Sexual confidence is one thing; blatant exhibitionism is quite another. Meredith was so mortified by the
pink “Rampant Rabbit” vibrator on display in their shared bathroom that she felt compelled to point it out to everyone who visited and explain that it wasn’t hers. It almost seemed as if Amanda were brandishing it as a symbol of her sexual power over Meredith. “Isn’t it odd that a girl arrives and the first thing she shows is a vibrator?” Meredith’s friend Amy Frost would later ask.
Housekeeping was another point of conflict among the roommates. Amanda left unwashed dishes in the kitchen, her clothes and shoes were often scattered throughout the common areas, and Filomena and Laura finally resorted to a cleaning schedule in an effort to keep the house tidy. Meredith was especially disgusted by the fact that Amanda rarely flushed or scoured the toilet. But that issue may have been in part cultural. Back home in Seattle, over-flushing is an ecological faux pas. “If it’s yellow let it mellow. If it’s brown flush it down,” goes the popular West Coast mantra. That brand of eco-vigilance is not part of the British psyche, however, and Meredith felt that Amanda was leaving the toilet dirty intentionally to offend her. She complained about it to her parents.
As is so often the case in university life, fast friendships die even more quickly than they form. Amanda and Meredith were very close when Amanda first
moved in. But the bond quickly withered, and everyone in the household soon grew wary of Amanda, who persisted in bringing home a parade of strangers even when the other girls asked her to stop. In Perugia, all sorts of young and not-so-young men lurk on the edges of the student scene, ever ready to make a drug connection or exploit some foreign girl’s romantic fantasies about life in Italy. Amanda did not always bring these men back for sex, although she did manage to bed a Greek, an Albanian, and an Italian other than Raffaele during her first few weeks in Perugia. Still, she was trusting and naive with strangers in a way that made the other roommates feel increasingly vulnerable. They worried that Amanda would bring home someone who would rape or rob them. Meredith was particularly concerned about an Argentinean man whom Amanda had met at an Internet café. He was too friendly, often touching and kissing both Amanda and Meredith against their will. Meredith told friends how uncomfortable she was about him coming to the house, and they, in turn, would tell police that the Argentinean was most likely her killer. But he was out of town when the murder occurred.

» **YOUR GOAL**: Retype the stretch of the passage on the Perugia roommates from "Housekeeping was another" through "to her parents.". These items have no role here.

(Records held in a dataset)
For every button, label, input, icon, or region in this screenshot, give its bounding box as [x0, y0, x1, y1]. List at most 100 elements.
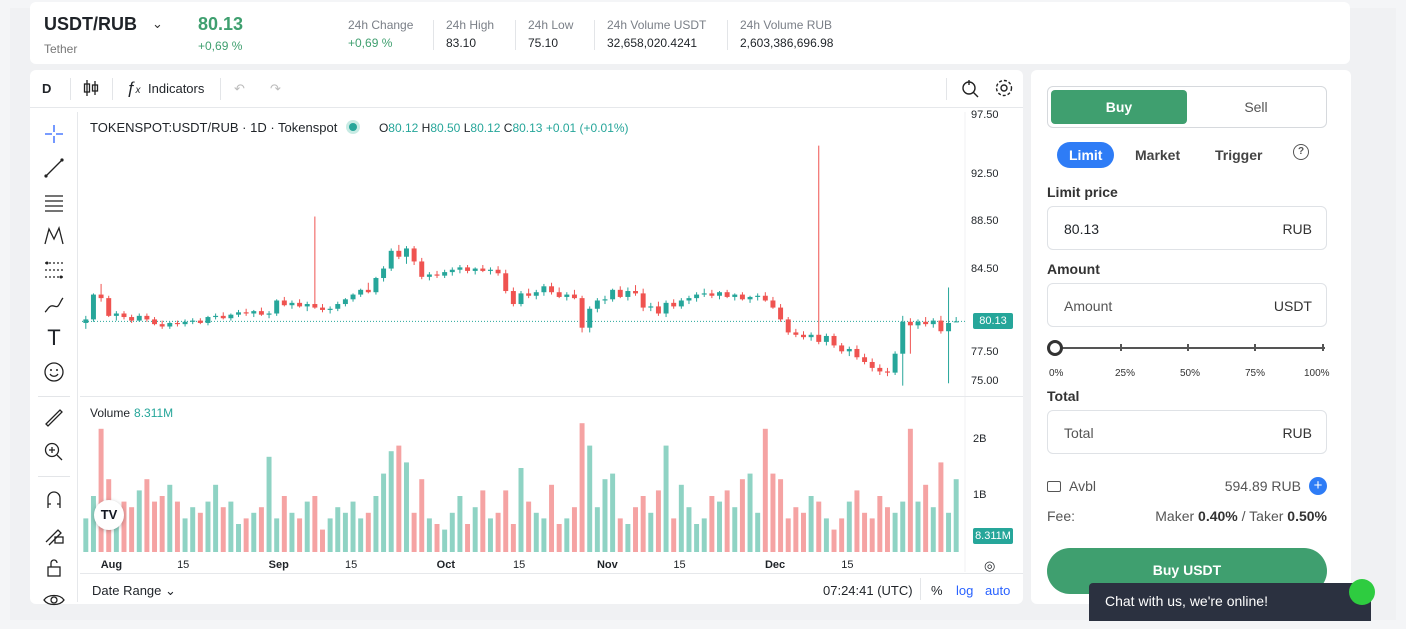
- candle-body: [518, 293, 524, 305]
- volume-bar: [694, 524, 700, 552]
- sell-tab[interactable]: Sell: [1244, 99, 1268, 115]
- volume-legend: Volume 8.311M: [90, 406, 173, 420]
- log-scale-button[interactable]: log: [956, 583, 974, 598]
- candle-body: [297, 302, 303, 307]
- stat-24h-high: 24h High 83.10: [446, 18, 494, 50]
- ohlc-high: 80.50: [430, 121, 461, 135]
- candle-body: [304, 304, 310, 307]
- slider-mark[interactable]: 25%: [1115, 368, 1136, 379]
- ruler-icon[interactable]: [42, 406, 66, 430]
- stat-24h-low: 24h Low 75.10: [528, 18, 573, 50]
- pair-selector[interactable]: USDT/RUB: [44, 14, 137, 34]
- interval-button[interactable]: D: [42, 81, 52, 96]
- candle-body: [213, 315, 219, 318]
- candle-body: [533, 292, 539, 296]
- candle-body: [915, 321, 921, 326]
- date-range-button[interactable]: Date Range ⌄: [92, 583, 176, 599]
- chevron-down-icon[interactable]: ⌄: [152, 16, 163, 31]
- candle-body: [174, 322, 180, 325]
- undo-icon[interactable]: ↶: [234, 81, 245, 96]
- candle-body: [671, 302, 677, 307]
- volume-bar: [594, 507, 600, 552]
- slider-mark[interactable]: 50%: [1180, 368, 1201, 379]
- candle-body: [732, 294, 738, 297]
- volume-bar: [854, 490, 860, 552]
- volume-bar: [465, 524, 471, 552]
- order-type-market[interactable]: Market: [1135, 147, 1181, 163]
- volume-bar: [770, 473, 776, 552]
- emoji-icon[interactable]: [42, 360, 66, 384]
- ohlc-low: 80.12: [470, 121, 501, 135]
- candle-body: [480, 268, 486, 271]
- tradingview-logo[interactable]: TV: [94, 500, 124, 530]
- redo-icon[interactable]: ↷: [270, 81, 281, 96]
- candle-body: [228, 314, 234, 319]
- buy-tab[interactable]: Buy: [1051, 90, 1187, 124]
- candle-body: [564, 294, 570, 297]
- ohlc-values: O80.12 H80.50 L80.12 C80.13 +0.01 (+0.01…: [379, 121, 629, 135]
- axis-settings-icon[interactable]: ◎: [984, 558, 996, 573]
- lock-icon[interactable]: [42, 556, 66, 580]
- candle-body: [159, 324, 165, 327]
- add-funds-icon[interactable]: +: [1309, 477, 1327, 495]
- crosshair-icon[interactable]: [42, 122, 66, 146]
- candlestick-chart[interactable]: [80, 112, 1023, 572]
- stat-value: 75.10: [528, 36, 559, 50]
- utc-clock[interactable]: 07:24:41 (UTC): [823, 583, 913, 598]
- volume-bar: [274, 518, 280, 552]
- order-type-trigger[interactable]: Trigger: [1215, 147, 1263, 163]
- candle-body: [251, 311, 257, 314]
- brush-icon[interactable]: [42, 292, 66, 316]
- candle-body: [411, 248, 417, 262]
- slider-tick: [1322, 344, 1324, 351]
- volume-bar: [266, 456, 272, 552]
- candle-body: [770, 300, 776, 308]
- chart-area[interactable]: TOKENSPOT:USDT/RUB · 1D · Tokenspot O80.…: [80, 109, 1023, 573]
- zoom-in-icon[interactable]: [42, 440, 66, 464]
- candle-body: [236, 312, 241, 315]
- chat-widget[interactable]: Chat with us, we're online!: [1089, 579, 1375, 621]
- pattern-icon[interactable]: [42, 224, 66, 248]
- auto-scale-button[interactable]: auto: [985, 583, 1011, 598]
- volume-bar: [136, 490, 142, 552]
- total-field[interactable]: Total RUB: [1047, 410, 1327, 454]
- volume-bar: [144, 479, 150, 552]
- slider-mark[interactable]: 75%: [1245, 368, 1266, 379]
- candles-icon[interactable]: [82, 78, 100, 101]
- lock-drawing-icon[interactable]: [42, 522, 66, 546]
- forecast-icon[interactable]: [42, 258, 66, 282]
- candle-body: [785, 319, 791, 333]
- slider-mark[interactable]: 100%: [1304, 368, 1330, 379]
- slider-handle[interactable]: [1047, 340, 1063, 356]
- volume-bar: [503, 490, 509, 552]
- eye-icon[interactable]: [42, 588, 66, 612]
- gear-icon[interactable]: [993, 77, 1015, 102]
- percent-scale-button[interactable]: %: [931, 583, 943, 598]
- magnet-icon[interactable]: [42, 488, 66, 512]
- trendline-icon[interactable]: [42, 156, 66, 180]
- help-icon[interactable]: ?: [1293, 144, 1309, 160]
- volume-bar: [350, 501, 356, 552]
- volume-bar: [785, 518, 791, 552]
- amount-field[interactable]: Amount USDT: [1047, 283, 1327, 327]
- limit-price-field[interactable]: 80.13 RUB: [1047, 206, 1327, 250]
- time-tick-label: 15: [513, 559, 526, 571]
- volume-bar: [739, 479, 745, 552]
- amount-slider[interactable]: [1047, 340, 1327, 356]
- fib-lines-icon[interactable]: [42, 190, 66, 214]
- slider-track[interactable]: [1055, 347, 1325, 349]
- order-type-limit[interactable]: Limit: [1057, 142, 1115, 168]
- indicators-button[interactable]: Indicators: [148, 81, 205, 96]
- text-tool-icon[interactable]: T: [47, 325, 61, 350]
- screenshot-icon[interactable]: [959, 77, 981, 102]
- slider-mark[interactable]: 0%: [1049, 368, 1064, 379]
- volume-bar: [167, 484, 173, 552]
- candle-body: [717, 292, 722, 296]
- volume-bar: [915, 501, 921, 552]
- candle-body: [946, 322, 952, 332]
- pane-divider[interactable]: [80, 396, 1023, 397]
- volume-value: 8.311M: [134, 406, 174, 420]
- candle-body: [396, 250, 402, 257]
- volume-bar: [732, 507, 738, 552]
- fx-icon[interactable]: ƒx: [126, 78, 141, 97]
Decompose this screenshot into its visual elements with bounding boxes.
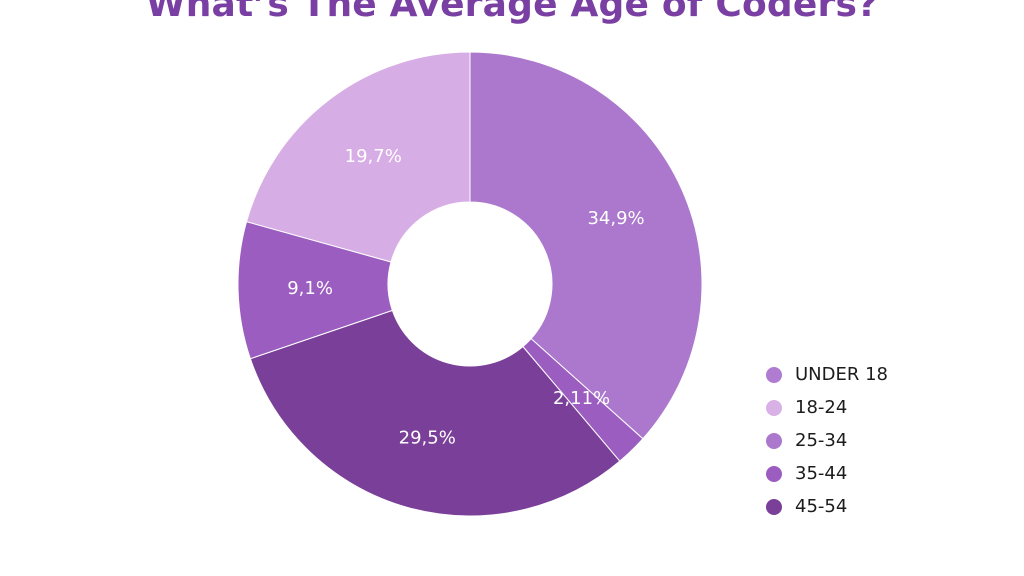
legend-item: 35-44 (766, 457, 888, 490)
legend-label: 35-44 (795, 463, 848, 484)
slice-value-label: 2,11% (553, 388, 610, 409)
slice-value-label: 19,7% (345, 146, 402, 167)
legend-label: 18-24 (795, 397, 848, 418)
legend-label: 25-34 (795, 430, 848, 451)
legend-item: UNDER 18 (766, 358, 888, 391)
chart-title: What’s The Average Age of Coders? (145, 0, 879, 25)
donut-slice-18-24-4 (245, 51, 471, 263)
donut-slice-25-34-0 (469, 51, 703, 440)
legend-item: 45-54 (766, 490, 888, 523)
slice-value-label: 29,5% (399, 428, 456, 449)
legend-label: UNDER 18 (795, 364, 889, 385)
chart-legend: UNDER 18 18-24 25-34 35-44 45-54 (766, 358, 888, 523)
legend-swatch (766, 399, 782, 416)
donut-slice-45-54-2 (249, 309, 621, 517)
legend-swatch (766, 465, 782, 482)
legend-swatch (766, 498, 782, 515)
legend-swatch (766, 432, 782, 449)
legend-item: 18-24 (766, 391, 888, 424)
donut-slices (237, 51, 703, 517)
legend-label: 45-54 (795, 496, 848, 517)
slice-value-label: 34,9% (587, 208, 644, 229)
slice-value-label: 9,1% (287, 278, 333, 299)
donut-slice-labels: 34,9% 2,11% 29,5% 9,1% 19,7% (287, 146, 644, 449)
legend-swatch (766, 366, 782, 383)
legend-item: 25-34 (766, 424, 888, 457)
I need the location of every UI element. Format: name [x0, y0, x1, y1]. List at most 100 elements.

» **FINAL RESULT**:
Housekeeping was another point of conflict among the roommates. Amanda left unwashed dishes in the kitchen, her clothes and shoes were often scattered throughout the common areas, and Filomena and Laura finally resorted to a cleaning schedule in an effort to keep the house tidy. Meredith was especially disgusted by the fact that Amanda rarely flushed or scoured the toilet. But that issue may have been in part cultural. Back home in Seattle, over-flushing is an ecological faux pas. “If it’s yellow let it mellow. If it’s brown flush it down,” goes the popular West Coast mantra. That brand of eco-vigilance is not part of the British psyche, however, and Meredith felt that Amanda was leaving the toilet dirty intentionally to offend her. She complained about it to her parents.